Supplied entries:
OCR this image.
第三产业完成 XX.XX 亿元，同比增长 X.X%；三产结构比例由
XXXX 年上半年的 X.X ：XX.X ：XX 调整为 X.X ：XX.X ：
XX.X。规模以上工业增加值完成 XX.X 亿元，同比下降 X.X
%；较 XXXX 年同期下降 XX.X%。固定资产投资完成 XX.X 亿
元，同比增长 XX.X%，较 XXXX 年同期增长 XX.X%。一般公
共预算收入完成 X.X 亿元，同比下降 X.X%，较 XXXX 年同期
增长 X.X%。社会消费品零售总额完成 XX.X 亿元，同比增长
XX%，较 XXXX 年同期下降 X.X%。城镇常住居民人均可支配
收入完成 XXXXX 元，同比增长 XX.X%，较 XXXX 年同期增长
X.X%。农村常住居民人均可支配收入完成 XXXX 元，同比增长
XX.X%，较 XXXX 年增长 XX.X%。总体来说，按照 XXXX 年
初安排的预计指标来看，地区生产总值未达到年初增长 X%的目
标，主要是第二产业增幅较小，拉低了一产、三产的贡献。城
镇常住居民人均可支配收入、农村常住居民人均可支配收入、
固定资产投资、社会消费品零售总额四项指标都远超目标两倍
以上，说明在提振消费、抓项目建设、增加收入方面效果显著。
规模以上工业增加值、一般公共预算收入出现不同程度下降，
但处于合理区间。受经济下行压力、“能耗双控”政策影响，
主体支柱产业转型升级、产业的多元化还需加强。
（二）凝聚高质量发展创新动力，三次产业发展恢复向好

What is expected: Each record above should be repeated exactly as it appears.

Solution for this exercise:
OCR this image.
第三产业完成 XX.XX 亿元，同比增长 X.X%；三产结构比例由
XXXX 年上半年的 X.X ：XX.X ：XX 调整为 X.X ：XX.X ：
XX.X。规模以上工业增加值完成 XX.X 亿元，同比下降 X.X
%；较 XXXX 年同期下降 XX.X%。固定资产投资完成 XX.X 亿
元，同比增长 XX.X%，较 XXXX 年同期增长 XX.X%。一般公
共预算收入完成 X.X 亿元，同比下降 X.X%，较 XXXX 年同期
增长 X.X%。社会消费品零售总额完成 XX.X 亿元，同比增长
XX%，较 XXXX 年同期下降 X.X%。城镇常住居民人均可支配
收入完成 XXXXX 元，同比增长 XX.X%，较 XXXX 年同期增长
X.X%。农村常住居民人均可支配收入完成 XXXX 元，同比增长
XX.X%，较 XXXX 年增长 XX.X%。总体来说，按照 XXXX 年
初安排的预计指标来看，地区生产总值未达到年初增长 X%的目
标，主要是第二产业增幅较小，拉低了一产、三产的贡献。城
镇常住居民人均可支配收入、农村常住居民人均可支配收入、
固定资产投资、社会消费品零售总额四项指标都远超目标两倍
以上，说明在提振消费、抓项目建设、增加收入方面效果显著。
规模以上工业增加值、一般公共预算收入出现不同程度下降，
但处于合理区间。受经济下行压力、“能耗双控”政策影响，
主体支柱产业转型升级、产业的多元化还需加强。
（二）凝聚高质量发展创新动力，三次产业发展恢复向好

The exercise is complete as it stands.